*EXERCISE INSTRUCTIONS*
Pictures aside, quote the whole listing exactly.

*RECORD LIST*
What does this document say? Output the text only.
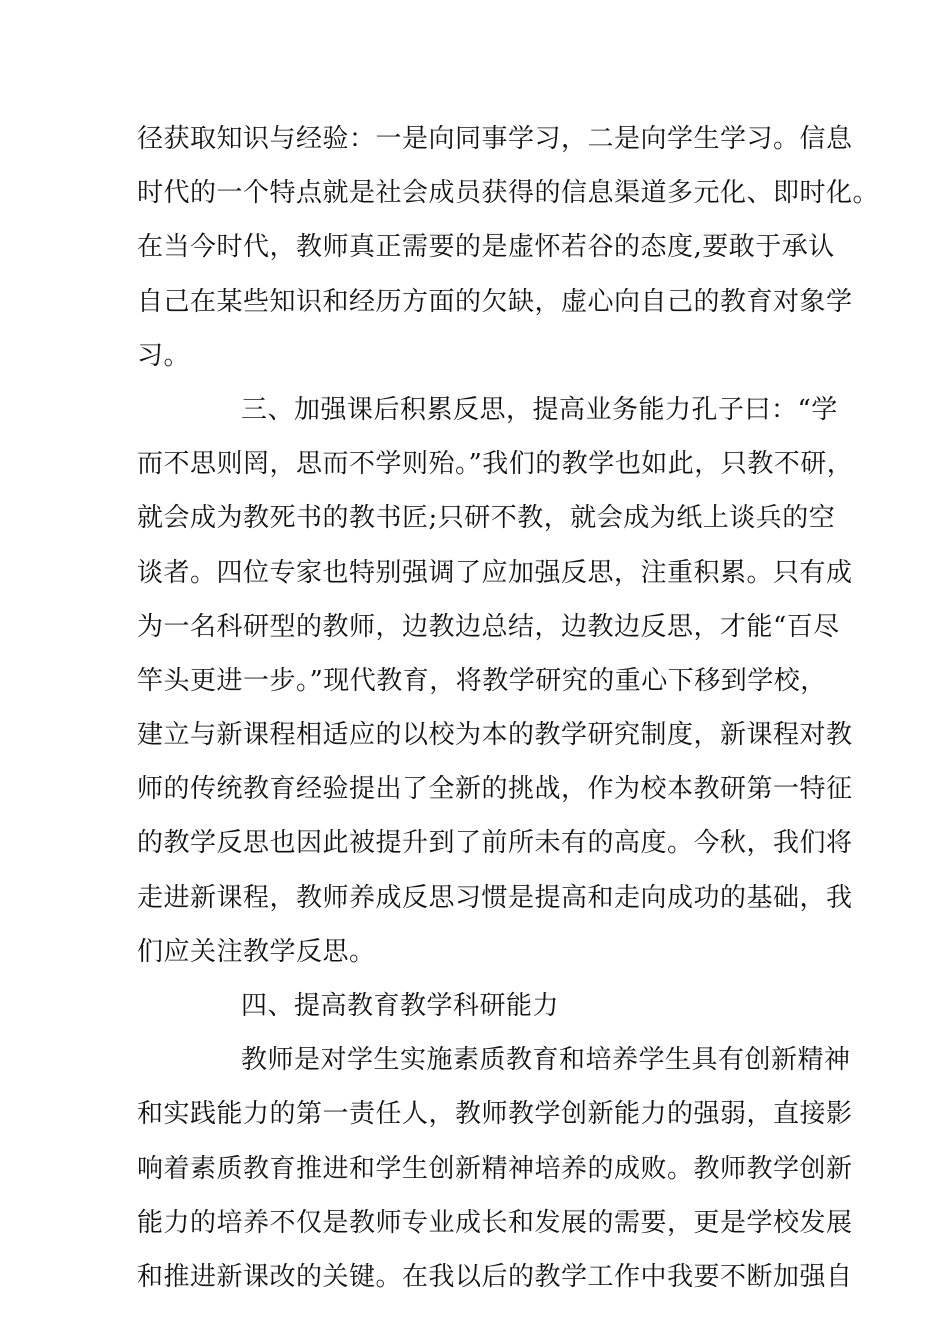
径获取知识与经验：一是向同事学习，二是向学生学习。信息
时代的一个特点就是社会成员获得的信息渠道多元化、即时化。
在当今时代，教师真正需要的是虚怀若谷的态度,要敢于承认
自己在某些知识和经历方面的欠缺，虚心向自己的教育对象学
习。
三、加强课后积累反思，提高业务能力孔子曰：“学
而不思则罔，思而不学则殆。”我们的教学也如此，只教不研，
就会成为教死书的教书匠;只研不教，就会成为纸上谈兵的空
谈者。四位专家也特别强调了应加强反思，注重积累。只有成
为一名科研型的教师，边教边总结，边教边反思，才能“百尽
竿头更进一步。”现代教育，将教学研究的重心下移到学校，
建立与新课程相适应的以校为本的教学研究制度，新课程对教
师的传统教育经验提出了全新的挑战，作为校本教研第一特征
的教学反思也因此被提升到了前所未有的高度。今秋，我们将
走进新课程，教师养成反思习惯是提高和走向成功的基础，我
们应关注教学反思。
四、提高教育教学科研能力
教师是对学生实施素质教育和培养学生具有创新精神
和实践能力的第一责任人，教师教学创新能力的强弱，直接影
响着素质教育推进和学生创新精神培养的成败。教师教学创新
能力的培养不仅是教师专业成长和发展的需要，更是学校发展
和推进新课改的关键。在我以后的教学工作中我要不断加强自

*CORRECT RESULT*
What does this document say? Output the text only.
径获取知识与经验：一是向同事学习，二是向学生学习。信息
时代的一个特点就是社会成员获得的信息渠道多元化、即时化。
在当今时代，教师真正需要的是虚怀若谷的态度,要敢于承认
自己在某些知识和经历方面的欠缺，虚心向自己的教育对象学
习。
三、加强课后积累反思，提高业务能力孔子曰：“学
而不思则罔，思而不学则殆。”我们的教学也如此，只教不研，
就会成为教死书的教书匠;只研不教，就会成为纸上谈兵的空
谈者。四位专家也特别强调了应加强反思，注重积累。只有成
为一名科研型的教师，边教边总结，边教边反思，才能“百尽
竿头更进一步。”现代教育，将教学研究的重心下移到学校，
建立与新课程相适应的以校为本的教学研究制度，新课程对教
师的传统教育经验提出了全新的挑战，作为校本教研第一特征
的教学反思也因此被提升到了前所未有的高度。今秋，我们将
走进新课程，教师养成反思习惯是提高和走向成功的基础，我
们应关注教学反思。
四、提高教育教学科研能力
教师是对学生实施素质教育和培养学生具有创新精神
和实践能力的第一责任人，教师教学创新能力的强弱，直接影
响着素质教育推进和学生创新精神培养的成败。教师教学创新
能力的培养不仅是教师专业成长和发展的需要，更是学校发展
和推进新课改的关键。在我以后的教学工作中我要不断加强自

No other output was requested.